### RECORDS FOR THIS TASK
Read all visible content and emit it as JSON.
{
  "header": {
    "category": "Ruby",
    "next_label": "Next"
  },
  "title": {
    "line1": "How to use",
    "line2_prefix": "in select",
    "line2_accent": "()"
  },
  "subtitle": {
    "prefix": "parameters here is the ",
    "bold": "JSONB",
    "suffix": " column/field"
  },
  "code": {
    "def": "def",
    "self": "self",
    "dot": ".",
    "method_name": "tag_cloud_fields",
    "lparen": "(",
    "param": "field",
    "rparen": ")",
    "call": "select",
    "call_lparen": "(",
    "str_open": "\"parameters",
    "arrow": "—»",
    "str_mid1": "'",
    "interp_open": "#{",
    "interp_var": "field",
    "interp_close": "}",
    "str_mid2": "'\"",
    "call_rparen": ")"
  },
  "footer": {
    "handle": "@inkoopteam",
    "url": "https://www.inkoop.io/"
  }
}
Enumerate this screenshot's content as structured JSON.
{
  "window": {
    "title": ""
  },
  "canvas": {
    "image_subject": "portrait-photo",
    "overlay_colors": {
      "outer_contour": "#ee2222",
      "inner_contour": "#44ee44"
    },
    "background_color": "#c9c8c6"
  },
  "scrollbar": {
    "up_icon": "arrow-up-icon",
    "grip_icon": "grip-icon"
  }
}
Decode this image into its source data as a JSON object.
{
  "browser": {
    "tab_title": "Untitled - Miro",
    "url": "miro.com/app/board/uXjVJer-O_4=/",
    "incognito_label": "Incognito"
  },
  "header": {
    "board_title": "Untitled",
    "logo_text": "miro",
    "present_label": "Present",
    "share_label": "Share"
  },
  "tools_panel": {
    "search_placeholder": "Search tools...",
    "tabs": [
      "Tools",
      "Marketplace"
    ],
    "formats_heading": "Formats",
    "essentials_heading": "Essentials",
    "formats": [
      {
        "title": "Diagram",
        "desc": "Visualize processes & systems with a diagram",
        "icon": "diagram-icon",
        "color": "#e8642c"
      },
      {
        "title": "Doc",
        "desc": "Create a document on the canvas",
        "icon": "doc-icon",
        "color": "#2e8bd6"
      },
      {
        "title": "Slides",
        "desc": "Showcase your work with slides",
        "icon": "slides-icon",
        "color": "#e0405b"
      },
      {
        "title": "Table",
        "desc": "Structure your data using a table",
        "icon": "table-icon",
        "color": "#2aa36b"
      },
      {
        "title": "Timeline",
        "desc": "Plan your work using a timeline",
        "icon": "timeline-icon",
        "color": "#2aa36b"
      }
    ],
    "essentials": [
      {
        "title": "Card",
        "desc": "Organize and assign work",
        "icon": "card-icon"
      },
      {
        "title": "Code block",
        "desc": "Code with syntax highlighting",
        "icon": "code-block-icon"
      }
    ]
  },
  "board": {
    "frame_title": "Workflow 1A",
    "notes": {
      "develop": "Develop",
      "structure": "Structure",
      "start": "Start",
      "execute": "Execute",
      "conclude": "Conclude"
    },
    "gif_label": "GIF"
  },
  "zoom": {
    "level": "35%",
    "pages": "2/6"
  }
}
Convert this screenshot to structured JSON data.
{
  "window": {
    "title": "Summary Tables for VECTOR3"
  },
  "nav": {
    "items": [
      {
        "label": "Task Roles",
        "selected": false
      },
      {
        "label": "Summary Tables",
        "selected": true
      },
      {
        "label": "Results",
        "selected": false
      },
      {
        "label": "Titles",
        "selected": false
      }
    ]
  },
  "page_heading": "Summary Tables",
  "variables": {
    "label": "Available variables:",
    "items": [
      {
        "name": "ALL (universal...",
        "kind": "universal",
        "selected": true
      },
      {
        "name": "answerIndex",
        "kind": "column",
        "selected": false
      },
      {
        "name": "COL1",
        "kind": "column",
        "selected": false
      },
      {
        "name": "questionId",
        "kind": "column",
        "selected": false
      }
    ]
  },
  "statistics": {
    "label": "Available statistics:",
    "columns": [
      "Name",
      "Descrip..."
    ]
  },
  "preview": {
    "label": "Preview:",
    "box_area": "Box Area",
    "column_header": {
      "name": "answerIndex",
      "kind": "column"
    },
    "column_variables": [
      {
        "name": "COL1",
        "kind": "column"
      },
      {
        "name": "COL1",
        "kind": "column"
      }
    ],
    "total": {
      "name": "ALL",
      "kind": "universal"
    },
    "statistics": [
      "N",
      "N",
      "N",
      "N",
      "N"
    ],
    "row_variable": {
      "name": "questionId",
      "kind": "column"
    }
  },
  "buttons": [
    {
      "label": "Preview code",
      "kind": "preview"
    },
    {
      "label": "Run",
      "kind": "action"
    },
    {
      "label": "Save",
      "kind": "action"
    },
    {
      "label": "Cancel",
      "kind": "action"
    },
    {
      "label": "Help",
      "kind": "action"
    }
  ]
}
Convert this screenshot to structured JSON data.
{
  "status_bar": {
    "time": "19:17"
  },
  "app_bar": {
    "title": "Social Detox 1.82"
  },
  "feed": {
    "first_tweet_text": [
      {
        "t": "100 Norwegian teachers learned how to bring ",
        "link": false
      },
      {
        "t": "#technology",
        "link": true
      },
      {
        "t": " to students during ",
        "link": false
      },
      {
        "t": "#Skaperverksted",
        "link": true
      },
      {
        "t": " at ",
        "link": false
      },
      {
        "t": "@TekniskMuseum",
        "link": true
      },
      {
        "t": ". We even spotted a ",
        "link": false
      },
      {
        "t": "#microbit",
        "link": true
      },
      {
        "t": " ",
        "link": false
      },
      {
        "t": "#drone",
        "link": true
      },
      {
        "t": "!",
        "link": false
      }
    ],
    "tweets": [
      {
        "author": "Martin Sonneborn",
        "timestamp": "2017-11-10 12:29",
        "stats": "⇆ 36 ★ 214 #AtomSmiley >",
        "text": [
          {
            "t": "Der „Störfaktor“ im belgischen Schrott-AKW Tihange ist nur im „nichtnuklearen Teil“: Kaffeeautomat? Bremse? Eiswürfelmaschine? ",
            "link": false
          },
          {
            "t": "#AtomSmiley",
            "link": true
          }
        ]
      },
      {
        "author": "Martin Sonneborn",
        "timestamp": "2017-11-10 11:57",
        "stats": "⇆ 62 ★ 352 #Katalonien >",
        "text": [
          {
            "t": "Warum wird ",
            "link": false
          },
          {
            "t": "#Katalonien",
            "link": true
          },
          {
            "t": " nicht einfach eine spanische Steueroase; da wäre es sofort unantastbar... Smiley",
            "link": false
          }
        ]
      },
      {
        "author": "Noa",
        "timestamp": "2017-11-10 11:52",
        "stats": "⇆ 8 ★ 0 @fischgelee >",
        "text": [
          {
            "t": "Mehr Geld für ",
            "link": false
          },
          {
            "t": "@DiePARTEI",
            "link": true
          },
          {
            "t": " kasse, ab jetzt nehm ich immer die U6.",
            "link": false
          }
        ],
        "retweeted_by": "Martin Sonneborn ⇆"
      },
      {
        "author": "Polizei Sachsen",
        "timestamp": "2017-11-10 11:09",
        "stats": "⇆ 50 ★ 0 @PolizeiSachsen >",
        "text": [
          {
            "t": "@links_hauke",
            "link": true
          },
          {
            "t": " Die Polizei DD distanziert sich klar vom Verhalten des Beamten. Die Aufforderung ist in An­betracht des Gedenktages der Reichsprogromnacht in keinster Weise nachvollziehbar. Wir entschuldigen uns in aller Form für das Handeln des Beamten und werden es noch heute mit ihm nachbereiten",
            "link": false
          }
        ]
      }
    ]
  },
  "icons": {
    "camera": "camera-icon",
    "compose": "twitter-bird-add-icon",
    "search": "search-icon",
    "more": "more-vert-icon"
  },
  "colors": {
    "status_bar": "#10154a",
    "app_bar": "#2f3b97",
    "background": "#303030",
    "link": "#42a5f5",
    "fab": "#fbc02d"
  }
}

### SET TASK
Reply with the number of lines in the preceding entries that contain "Tables", and no other words.

### WRITTEN REPLY
3